THE INPUT START

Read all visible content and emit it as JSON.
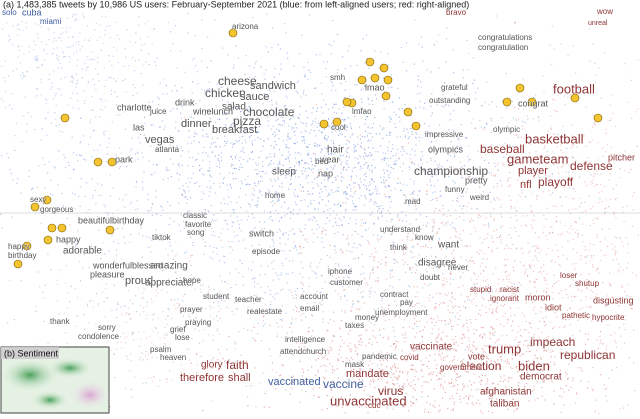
{
  "title": "(a) 1,483,385 tweets by 10,986 US users: February-September 2021 (blue: from left-aligned users; red: right-aligned)",
  "inset_label": "(b) Sentiment",
  "words": [
    "solo",
    "cuba",
    "miami",
    "arizona",
    "bravo",
    "wow",
    "unreal",
    "congratulations",
    "congratulation",
    "cheese",
    "sandwich",
    "chicken",
    "sauce",
    "drink",
    "winelunch",
    "salad",
    "chocolate",
    "juice",
    "dinner",
    "breakfast",
    "pizza",
    "charlotte",
    "las",
    "vegas",
    "atlanta",
    "park",
    "smh",
    "lmao",
    "lmfao",
    "cool",
    "hair",
    "wear",
    "grateful",
    "outstanding",
    "congrat",
    "football",
    "basketball",
    "impressive",
    "olympics",
    "olympic",
    "baseball",
    "gameteam",
    "player",
    "championship",
    "defense",
    "nfl",
    "playoff",
    "pitcher",
    "sleep",
    "nap",
    "bed",
    "home",
    "sexy",
    "gorgeous",
    "beautifulbirthday",
    "happy",
    "adorable",
    "happy",
    "birthday",
    "classic",
    "favorite",
    "song",
    "tiktok",
    "switch",
    "episode",
    "wonderfulblessed",
    "pleasure",
    "amazing",
    "proud",
    "appreciate",
    "hope",
    "student",
    "teacher",
    "realestate",
    "iphone",
    "customer",
    "account",
    "email",
    "pretty",
    "funny",
    "weird",
    "mad",
    "know",
    "understand",
    "think",
    "want",
    "never",
    "disagree",
    "doubt",
    "thank",
    "sorry",
    "condolence",
    "prayer",
    "praying",
    "grief",
    "lose",
    "psalm",
    "heaven",
    "glory",
    "faith",
    "therefore",
    "shall",
    "amen",
    "intelligence",
    "attendchurch",
    "money",
    "taxes",
    "unemployment",
    "pay",
    "contract",
    "vaccinated",
    "mandate",
    "mask",
    "vaccine",
    "virus",
    "unvaccinated",
    "cdc",
    "covid",
    "pandemic",
    "vaccinate",
    "trump",
    "impeach",
    "vote",
    "election",
    "biden",
    "republican",
    "democrat",
    "government",
    "afghanistan",
    "taliban",
    "stupid",
    "racist",
    "ignorant",
    "moron",
    "idiot",
    "loser",
    "shutup",
    "disgusting",
    "pathetic",
    "hypocrite"
  ]
}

THE INPUT END

GOAL OF THE EXERCISE
Could the entries above be copied out exactly, with no pictures included?

ANSWER
Read all visible content and emit it as JSON.
{
  "title": "(a) 1,483,385 tweets by 10,986 US users: February-September 2021 (blue: from left-aligned users; red: right-aligned)",
  "inset_label": "(b) Sentiment",
  "words": [
    "solo",
    "cuba",
    "miami",
    "arizona",
    "bravo",
    "wow",
    "unreal",
    "congratulations",
    "congratulation",
    "cheese",
    "sandwich",
    "chicken",
    "sauce",
    "drink",
    "winelunch",
    "salad",
    "chocolate",
    "juice",
    "dinner",
    "breakfast",
    "pizza",
    "charlotte",
    "las",
    "vegas",
    "atlanta",
    "park",
    "smh",
    "lmao",
    "lmfao",
    "cool",
    "hair",
    "wear",
    "grateful",
    "outstanding",
    "congrat",
    "football",
    "basketball",
    "impressive",
    "olympics",
    "olympic",
    "baseball",
    "gameteam",
    "player",
    "championship",
    "defense",
    "nfl",
    "playoff",
    "pitcher",
    "sleep",
    "nap",
    "bed",
    "home",
    "sexy",
    "gorgeous",
    "beautifulbirthday",
    "happy",
    "adorable",
    "happy",
    "birthday",
    "classic",
    "favorite",
    "song",
    "tiktok",
    "switch",
    "episode",
    "wonderfulblessed",
    "pleasure",
    "amazing",
    "proud",
    "appreciate",
    "hope",
    "student",
    "teacher",
    "realestate",
    "iphone",
    "customer",
    "account",
    "email",
    "pretty",
    "funny",
    "weird",
    "mad",
    "know",
    "understand",
    "think",
    "want",
    "never",
    "disagree",
    "doubt",
    "thank",
    "sorry",
    "condolence",
    "prayer",
    "praying",
    "grief",
    "lose",
    "psalm",
    "heaven",
    "glory",
    "faith",
    "therefore",
    "shall",
    "amen",
    "intelligence",
    "attendchurch",
    "money",
    "taxes",
    "unemployment",
    "pay",
    "contract",
    "vaccinated",
    "mandate",
    "mask",
    "vaccine",
    "virus",
    "unvaccinated",
    "cdc",
    "covid",
    "pandemic",
    "vaccinate",
    "trump",
    "impeach",
    "vote",
    "election",
    "biden",
    "republican",
    "democrat",
    "government",
    "afghanistan",
    "taliban",
    "stupid",
    "racist",
    "ignorant",
    "moron",
    "idiot",
    "loser",
    "shutup",
    "disgusting",
    "pathetic",
    "hypocrite"
  ]
}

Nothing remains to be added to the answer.